_What needs to be done_
Identify and reproduce every line holding the string "color".

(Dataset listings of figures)
>> Begin

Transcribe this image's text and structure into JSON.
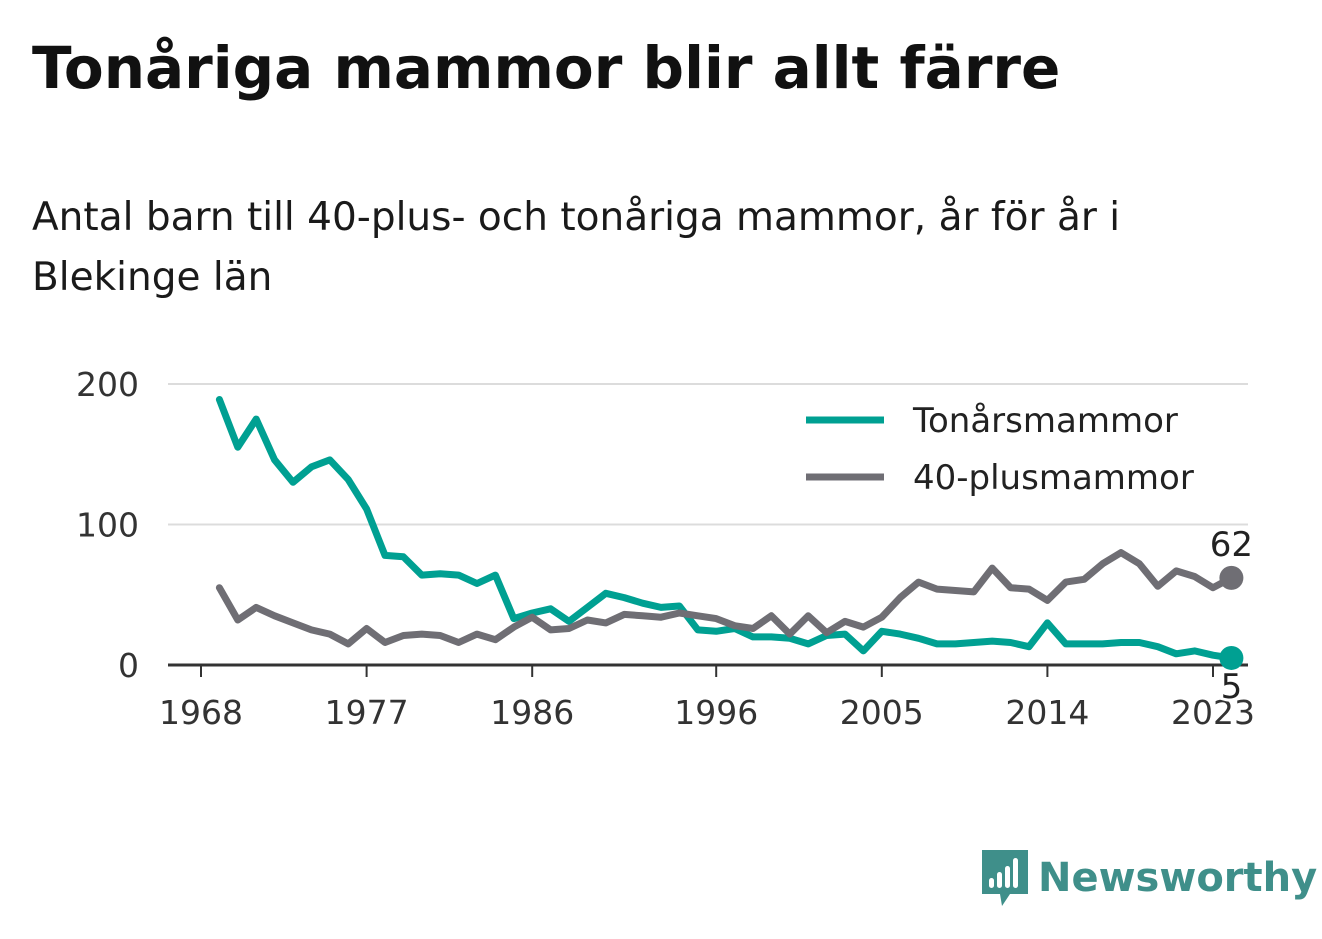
{
  "title": "Tonåriga mammor blir allt färre",
  "subtitle": "Antal barn till 40-plus- och tonåriga mammor, år för år i Blekinge län",
  "brand": {
    "name": "Newsworthy",
    "icon": "newsworthy-logo-icon",
    "color": "#3f8f8a"
  },
  "chart_data": {
    "type": "line",
    "x": [
      1969,
      1970,
      1971,
      1972,
      1973,
      1974,
      1975,
      1976,
      1977,
      1978,
      1979,
      1980,
      1981,
      1982,
      1983,
      1984,
      1985,
      1986,
      1987,
      1988,
      1989,
      1990,
      1991,
      1992,
      1993,
      1994,
      1995,
      1996,
      1997,
      1998,
      1999,
      2000,
      2001,
      2002,
      2003,
      2004,
      2005,
      2006,
      2007,
      2008,
      2009,
      2010,
      2011,
      2012,
      2013,
      2014,
      2015,
      2016,
      2017,
      2018,
      2019,
      2020,
      2021,
      2022,
      2023,
      2024
    ],
    "series": [
      {
        "name": "Tonårsmammor",
        "color": "#00a092",
        "values": [
          189,
          155,
          175,
          146,
          130,
          141,
          146,
          132,
          111,
          78,
          77,
          64,
          65,
          64,
          58,
          64,
          33,
          37,
          40,
          31,
          41,
          51,
          48,
          44,
          41,
          42,
          25,
          24,
          26,
          20,
          20,
          19,
          15,
          21,
          22,
          10,
          24,
          22,
          19,
          15,
          15,
          16,
          17,
          16,
          13,
          30,
          15,
          15,
          15,
          16,
          16,
          13,
          8,
          10,
          7,
          5
        ],
        "end_label": "5"
      },
      {
        "name": "40-plusmammor",
        "color": "#6f6e74",
        "values": [
          55,
          32,
          41,
          35,
          30,
          25,
          22,
          15,
          26,
          16,
          21,
          22,
          21,
          16,
          22,
          18,
          27,
          34,
          25,
          26,
          32,
          30,
          36,
          35,
          34,
          37,
          35,
          33,
          28,
          26,
          35,
          22,
          35,
          23,
          31,
          27,
          34,
          48,
          59,
          54,
          53,
          52,
          69,
          55,
          54,
          46,
          59,
          61,
          72,
          80,
          72,
          56,
          67,
          63,
          55,
          62
        ],
        "end_label": "62"
      }
    ],
    "x_ticks": [
      1968,
      1977,
      1986,
      1996,
      2005,
      2014,
      2023
    ],
    "y_ticks": [
      0,
      100,
      200
    ],
    "xlim": [
      1968,
      2025
    ],
    "ylim": [
      0,
      200
    ],
    "grid": true,
    "legend_position": "top-right",
    "xlabel": "",
    "ylabel": ""
  }
}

>> End

_The solution_
    "color": "#3f8f8a"
        "color": "#00a092",
        "color": "#6f6e74",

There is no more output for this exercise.